**Work required**
Repeat, without any change, the entries presented below.

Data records

= = = =

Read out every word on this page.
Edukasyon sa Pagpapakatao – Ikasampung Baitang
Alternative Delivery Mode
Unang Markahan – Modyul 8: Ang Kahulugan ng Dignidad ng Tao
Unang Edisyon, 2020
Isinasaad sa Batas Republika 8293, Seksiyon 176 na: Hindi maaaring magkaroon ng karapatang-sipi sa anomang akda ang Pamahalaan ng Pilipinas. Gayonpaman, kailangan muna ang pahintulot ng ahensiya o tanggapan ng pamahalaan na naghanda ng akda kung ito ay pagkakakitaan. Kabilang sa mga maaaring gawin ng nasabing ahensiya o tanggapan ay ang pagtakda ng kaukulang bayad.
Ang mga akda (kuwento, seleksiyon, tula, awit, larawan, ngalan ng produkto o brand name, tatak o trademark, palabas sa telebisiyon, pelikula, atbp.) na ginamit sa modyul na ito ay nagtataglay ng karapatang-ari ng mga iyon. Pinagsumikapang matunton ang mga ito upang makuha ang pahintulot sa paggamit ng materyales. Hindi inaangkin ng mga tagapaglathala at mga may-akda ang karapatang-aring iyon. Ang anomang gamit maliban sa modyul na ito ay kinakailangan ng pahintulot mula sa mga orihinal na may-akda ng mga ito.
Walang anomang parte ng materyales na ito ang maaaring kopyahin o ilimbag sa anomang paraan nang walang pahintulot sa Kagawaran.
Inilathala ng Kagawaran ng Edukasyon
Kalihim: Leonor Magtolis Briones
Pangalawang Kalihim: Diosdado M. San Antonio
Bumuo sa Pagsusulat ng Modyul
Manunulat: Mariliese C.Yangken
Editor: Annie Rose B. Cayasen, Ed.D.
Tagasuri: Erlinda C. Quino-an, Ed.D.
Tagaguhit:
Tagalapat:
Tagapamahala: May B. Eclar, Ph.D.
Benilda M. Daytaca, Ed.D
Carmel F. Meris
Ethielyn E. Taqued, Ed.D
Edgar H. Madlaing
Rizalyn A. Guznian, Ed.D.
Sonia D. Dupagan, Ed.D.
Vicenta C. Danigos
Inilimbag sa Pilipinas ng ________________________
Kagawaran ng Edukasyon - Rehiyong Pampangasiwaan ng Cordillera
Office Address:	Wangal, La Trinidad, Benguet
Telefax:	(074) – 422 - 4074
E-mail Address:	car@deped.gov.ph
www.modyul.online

= = = =

**Solution for this problem**
Read out every word on this page.
Edukasyon sa Pagpapakatao – Ikasampung Baitang
Alternative Delivery Mode
Unang Markahan – Modyul 8: Ang Kahulugan ng Dignidad ng Tao
Unang Edisyon, 2020
Isinasaad sa Batas Republika 8293, Seksiyon 176 na: Hindi maaaring magkaroon ng karapatang-sipi sa anomang akda ang Pamahalaan ng Pilipinas. Gayonpaman, kailangan muna ang pahintulot ng ahensiya o tanggapan ng pamahalaan na naghanda ng akda kung ito ay pagkakakitaan. Kabilang sa mga maaaring gawin ng nasabing ahensiya o tanggapan ay ang pagtakda ng kaukulang bayad.
Ang mga akda (kuwento, seleksiyon, tula, awit, larawan, ngalan ng produkto o brand name, tatak o trademark, palabas sa telebisiyon, pelikula, atbp.) na ginamit sa modyul na ito ay nagtataglay ng karapatang-ari ng mga iyon. Pinagsumikapang matunton ang mga ito upang makuha ang pahintulot sa paggamit ng materyales. Hindi inaangkin ng mga tagapaglathala at mga may-akda ang karapatang-aring iyon. Ang anomang gamit maliban sa modyul na ito ay kinakailangan ng pahintulot mula sa mga orihinal na may-akda ng mga ito.
Walang anomang parte ng materyales na ito ang maaaring kopyahin o ilimbag sa anomang paraan nang walang pahintulot sa Kagawaran.
Inilathala ng Kagawaran ng Edukasyon
Kalihim: Leonor Magtolis Briones
Pangalawang Kalihim: Diosdado M. San Antonio
Bumuo sa Pagsusulat ng Modyul
Manunulat: Mariliese C.Yangken
Editor: Annie Rose B. Cayasen, Ed.D.
Tagasuri: Erlinda C. Quino-an, Ed.D.
Tagaguhit:
Tagalapat:
Tagapamahala: May B. Eclar, Ph.D.
Benilda M. Daytaca, Ed.D
Carmel F. Meris
Ethielyn E. Taqued, Ed.D
Edgar H. Madlaing
Rizalyn A. Guznian, Ed.D.
Sonia D. Dupagan, Ed.D.
Vicenta C. Danigos
Inilimbag sa Pilipinas ng ________________________
Kagawaran ng Edukasyon - Rehiyong Pampangasiwaan ng Cordillera
Office Address:	Wangal, La Trinidad, Benguet
Telefax:	(074) – 422 - 4074
E-mail Address:	car@deped.gov.ph
www.modyul.online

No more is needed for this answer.